Saved entries:
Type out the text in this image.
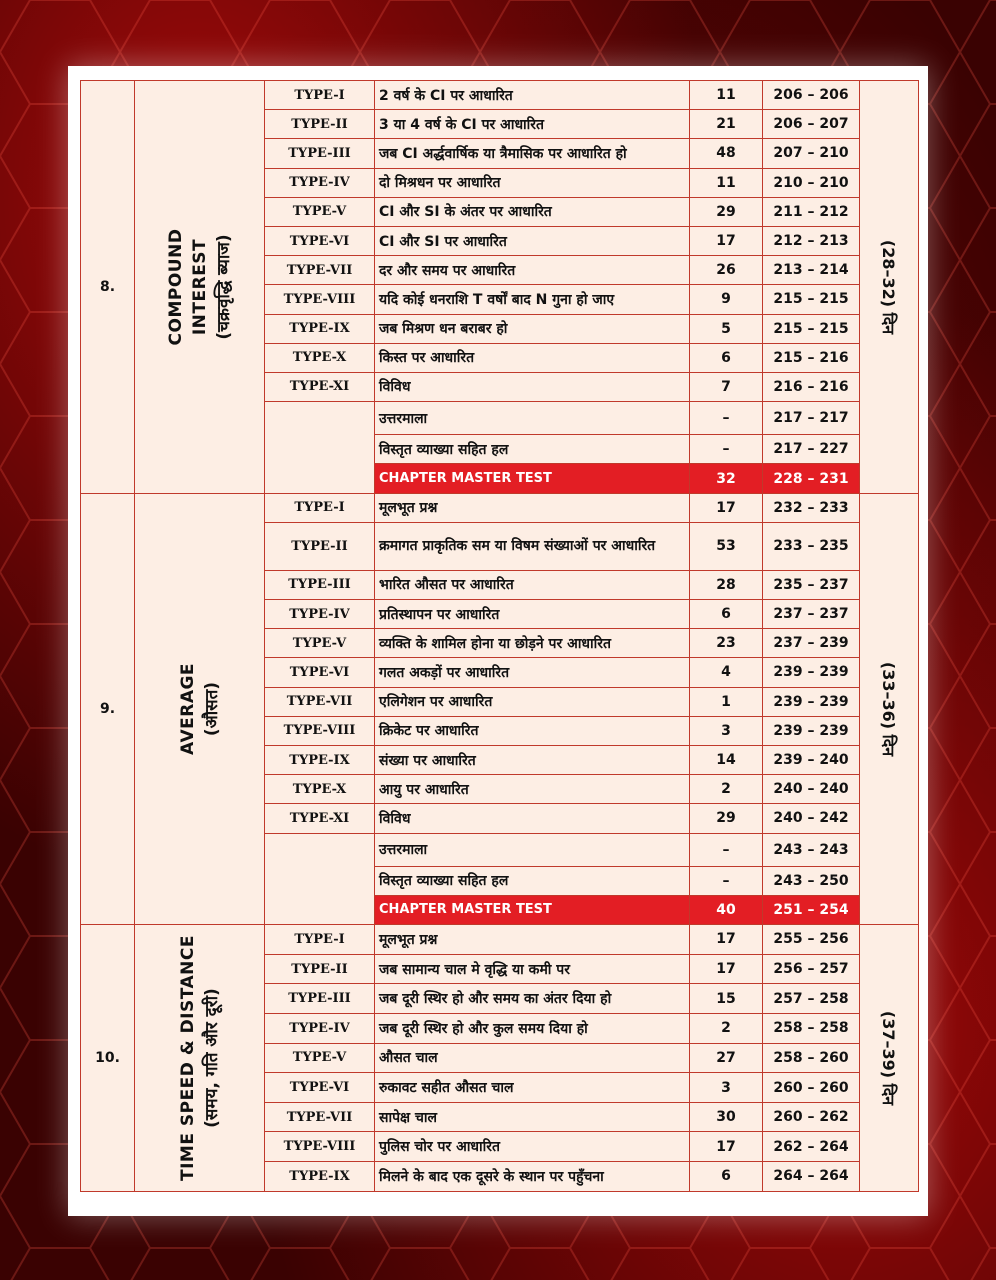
8.	COMPOUND INTEREST (चक्रवृद्धि ब्याज)	TYPE-I	2 वर्ष के CI पर आधारित	11	206 – 206	(28–32) दिन

		TYPE-II	3 या 4 वर्ष के CI पर आधारित	21	206 – 207	
		TYPE-III	जब CI अर्द्धवार्षिक या त्रैमासिक पर आधारित हो	48	207 – 210	
		TYPE-IV	दो मिश्रधन पर आधारित	11	210 – 210	
		TYPE-V	CI और SI के अंतर पर आधारित	29	211 – 212	
		TYPE-VI	CI और SI पर आधारित	17	212 – 213	
		TYPE-VII	दर और समय पर आधारित	26	213 – 214	
		TYPE-VIII	यदि कोई धनराशि T वर्षों बाद N गुना हो जाए	9	215 – 215	
		TYPE-IX	जब मिश्रण धन बराबर हो	5	215 – 215	
		TYPE-X	किस्त पर आधारित	6	215 – 216	
		TYPE-XI	विविध	7	216 – 216	
			उत्तरमाला	–	217 – 217	
			विस्तृत व्याख्या सहित हल	–	217 – 227	
			CHAPTER MASTER TEST	32	228 – 231	
9.	AVERAGE (औसत)	TYPE-I	मूलभूत प्रश्न	17	232 – 233	(33–36) दिन

		TYPE-II	क्रमागत प्राकृतिक सम या विषम संख्याओं पर आधारित	53	233 – 235	
		TYPE-III	भारित औसत पर आधारित	28	235 – 237	
		TYPE-IV	प्रतिस्थापन पर आधारित	6	237 – 237	
		TYPE-V	व्यक्ति के शामिल होना या छोड़ने पर आधारित	23	237 – 239	
		TYPE-VI	गलत अकड़ों पर आधारित	4	239 – 239	
		TYPE-VII	एलिगेशन पर आधारित	1	239 – 239	
		TYPE-VIII	क्रिकेट पर आधारित	3	239 – 239	
		TYPE-IX	संख्या पर आधारित	14	239 – 240	
		TYPE-X	आयु पर आधारित	2	240 – 240	
		TYPE-XI	विविध	29	240 – 242	
			उत्तरमाला	–	243 – 243	
			विस्तृत व्याख्या सहित हल	–	243 – 250	
			CHAPTER MASTER TEST	40	251 – 254	
10.	TIME SPEED & DISTANCE (समय, गति और दूरी)	TYPE-I	मूलभूत प्रश्न	17	255 – 256	(37–39) दिन

		TYPE-II	जब सामान्य चाल मे वृद्धि या कमी पर	17	256 – 257	
		TYPE-III	जब दूरी स्थिर हो और समय का अंतर दिया हो	15	257 – 258	
		TYPE-IV	जब दूरी स्थिर हो और कुल समय दिया हो	2	258 – 258	
		TYPE-V	औसत चाल	27	258 – 260	
		TYPE-VI	रुकावट सहीत औसत चाल	3	260 – 260	
		TYPE-VII	सापेक्ष चाल	30	260 – 262	
		TYPE-VIII	पुलिस चोर पर आधारित	17	262 – 264	
		TYPE-IX	मिलने के बाद एक दूसरे के स्थान पर पहुँचना	6	264 – 264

→ **Short exercise**
Write out all the records again, exactly, minus any pictures.

→ **Output for this task**
Type out the text in this image.
8.	COMPOUND INTEREST (चक्रवृद्धि ब्याज)	TYPE-I	2 वर्ष के CI पर आधारित	11	206 – 206	(28–32) दिन

		TYPE-II	3 या 4 वर्ष के CI पर आधारित	21	206 – 207	
		TYPE-III	जब CI अर्द्धवार्षिक या त्रैमासिक पर आधारित हो	48	207 – 210	
		TYPE-IV	दो मिश्रधन पर आधारित	11	210 – 210	
		TYPE-V	CI और SI के अंतर पर आधारित	29	211 – 212	
		TYPE-VI	CI और SI पर आधारित	17	212 – 213	
		TYPE-VII	दर और समय पर आधारित	26	213 – 214	
		TYPE-VIII	यदि कोई धनराशि T वर्षों बाद N गुना हो जाए	9	215 – 215	
		TYPE-IX	जब मिश्रण धन बराबर हो	5	215 – 215	
		TYPE-X	किस्त पर आधारित	6	215 – 216	
		TYPE-XI	विविध	7	216 – 216	
			उत्तरमाला	–	217 – 217	
			विस्तृत व्याख्या सहित हल	–	217 – 227	
			CHAPTER MASTER TEST	32	228 – 231	
9.	AVERAGE (औसत)	TYPE-I	मूलभूत प्रश्न	17	232 – 233	(33–36) दिन

		TYPE-II	क्रमागत प्राकृतिक सम या विषम संख्याओं पर आधारित	53	233 – 235	
		TYPE-III	भारित औसत पर आधारित	28	235 – 237	
		TYPE-IV	प्रतिस्थापन पर आधारित	6	237 – 237	
		TYPE-V	व्यक्ति के शामिल होना या छोड़ने पर आधारित	23	237 – 239	
		TYPE-VI	गलत अकड़ों पर आधारित	4	239 – 239	
		TYPE-VII	एलिगेशन पर आधारित	1	239 – 239	
		TYPE-VIII	क्रिकेट पर आधारित	3	239 – 239	
		TYPE-IX	संख्या पर आधारित	14	239 – 240	
		TYPE-X	आयु पर आधारित	2	240 – 240	
		TYPE-XI	विविध	29	240 – 242	
			उत्तरमाला	–	243 – 243	
			विस्तृत व्याख्या सहित हल	–	243 – 250	
			CHAPTER MASTER TEST	40	251 – 254	
10.	TIME SPEED & DISTANCE (समय, गति और दूरी)	TYPE-I	मूलभूत प्रश्न	17	255 – 256	(37–39) दिन

		TYPE-II	जब सामान्य चाल मे वृद्धि या कमी पर	17	256 – 257	
		TYPE-III	जब दूरी स्थिर हो और समय का अंतर दिया हो	15	257 – 258	
		TYPE-IV	जब दूरी स्थिर हो और कुल समय दिया हो	2	258 – 258	
		TYPE-V	औसत चाल	27	258 – 260	
		TYPE-VI	रुकावट सहीत औसत चाल	3	260 – 260	
		TYPE-VII	सापेक्ष चाल	30	260 – 262	
		TYPE-VIII	पुलिस चोर पर आधारित	17	262 – 264	
		TYPE-IX	मिलने के बाद एक दूसरे के स्थान पर पहुँचना	6	264 – 264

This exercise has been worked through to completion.